'''

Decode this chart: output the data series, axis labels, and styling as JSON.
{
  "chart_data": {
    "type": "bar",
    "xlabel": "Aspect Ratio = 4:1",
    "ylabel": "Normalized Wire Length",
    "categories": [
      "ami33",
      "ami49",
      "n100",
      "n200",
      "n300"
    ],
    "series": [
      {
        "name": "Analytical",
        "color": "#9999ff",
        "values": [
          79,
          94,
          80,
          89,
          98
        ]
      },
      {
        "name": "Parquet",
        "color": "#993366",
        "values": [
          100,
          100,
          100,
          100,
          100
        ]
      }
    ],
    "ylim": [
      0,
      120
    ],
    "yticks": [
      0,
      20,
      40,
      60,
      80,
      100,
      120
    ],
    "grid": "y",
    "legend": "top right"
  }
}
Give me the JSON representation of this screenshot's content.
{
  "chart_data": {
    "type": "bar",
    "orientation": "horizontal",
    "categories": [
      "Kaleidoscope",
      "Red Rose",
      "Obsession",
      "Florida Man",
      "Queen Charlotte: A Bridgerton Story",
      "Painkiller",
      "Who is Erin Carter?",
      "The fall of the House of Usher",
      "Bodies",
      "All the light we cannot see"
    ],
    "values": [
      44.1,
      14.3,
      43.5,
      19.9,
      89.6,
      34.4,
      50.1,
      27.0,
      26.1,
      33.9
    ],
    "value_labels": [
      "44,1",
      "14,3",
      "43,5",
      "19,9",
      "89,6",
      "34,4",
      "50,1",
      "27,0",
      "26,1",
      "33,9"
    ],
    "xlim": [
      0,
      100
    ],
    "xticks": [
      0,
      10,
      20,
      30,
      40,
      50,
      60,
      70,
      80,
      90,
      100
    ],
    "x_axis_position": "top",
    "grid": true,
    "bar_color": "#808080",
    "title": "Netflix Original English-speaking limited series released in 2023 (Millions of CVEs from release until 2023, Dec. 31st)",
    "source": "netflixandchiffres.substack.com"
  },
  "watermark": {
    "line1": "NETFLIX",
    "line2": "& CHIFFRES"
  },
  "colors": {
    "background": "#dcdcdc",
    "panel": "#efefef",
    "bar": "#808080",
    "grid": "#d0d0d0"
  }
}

'''

▸ WHAT THE EXERCISE ASKS:
Print all of the entries again, exactly as written.

▸ WRITTEN REPLY:
Decode this chart: output the data series, axis labels, and styling as JSON.
{
  "chart_data": {
    "type": "bar",
    "xlabel": "Aspect Ratio = 4:1",
    "ylabel": "Normalized Wire Length",
    "categories": [
      "ami33",
      "ami49",
      "n100",
      "n200",
      "n300"
    ],
    "series": [
      {
        "name": "Analytical",
        "color": "#9999ff",
        "values": [
          79,
          94,
          80,
          89,
          98
        ]
      },
      {
        "name": "Parquet",
        "color": "#993366",
        "values": [
          100,
          100,
          100,
          100,
          100
        ]
      }
    ],
    "ylim": [
      0,
      120
    ],
    "yticks": [
      0,
      20,
      40,
      60,
      80,
      100,
      120
    ],
    "grid": "y",
    "legend": "top right"
  }
}
Give me the JSON representation of this screenshot's content.
{
  "chart_data": {
    "type": "bar",
    "orientation": "horizontal",
    "categories": [
      "Kaleidoscope",
      "Red Rose",
      "Obsession",
      "Florida Man",
      "Queen Charlotte: A Bridgerton Story",
      "Painkiller",
      "Who is Erin Carter?",
      "The fall of the House of Usher",
      "Bodies",
      "All the light we cannot see"
    ],
    "values": [
      44.1,
      14.3,
      43.5,
      19.9,
      89.6,
      34.4,
      50.1,
      27.0,
      26.1,
      33.9
    ],
    "value_labels": [
      "44,1",
      "14,3",
      "43,5",
      "19,9",
      "89,6",
      "34,4",
      "50,1",
      "27,0",
      "26,1",
      "33,9"
    ],
    "xlim": [
      0,
      100
    ],
    "xticks": [
      0,
      10,
      20,
      30,
      40,
      50,
      60,
      70,
      80,
      90,
      100
    ],
    "x_axis_position": "top",
    "grid": true,
    "bar_color": "#808080",
    "title": "Netflix Original English-speaking limited series released in 2023 (Millions of CVEs from release until 2023, Dec. 31st)",
    "source": "netflixandchiffres.substack.com"
  },
  "watermark": {
    "line1": "NETFLIX",
    "line2": "& CHIFFRES"
  },
  "colors": {
    "background": "#dcdcdc",
    "panel": "#efefef",
    "bar": "#808080",
    "grid": "#d0d0d0"
  }
}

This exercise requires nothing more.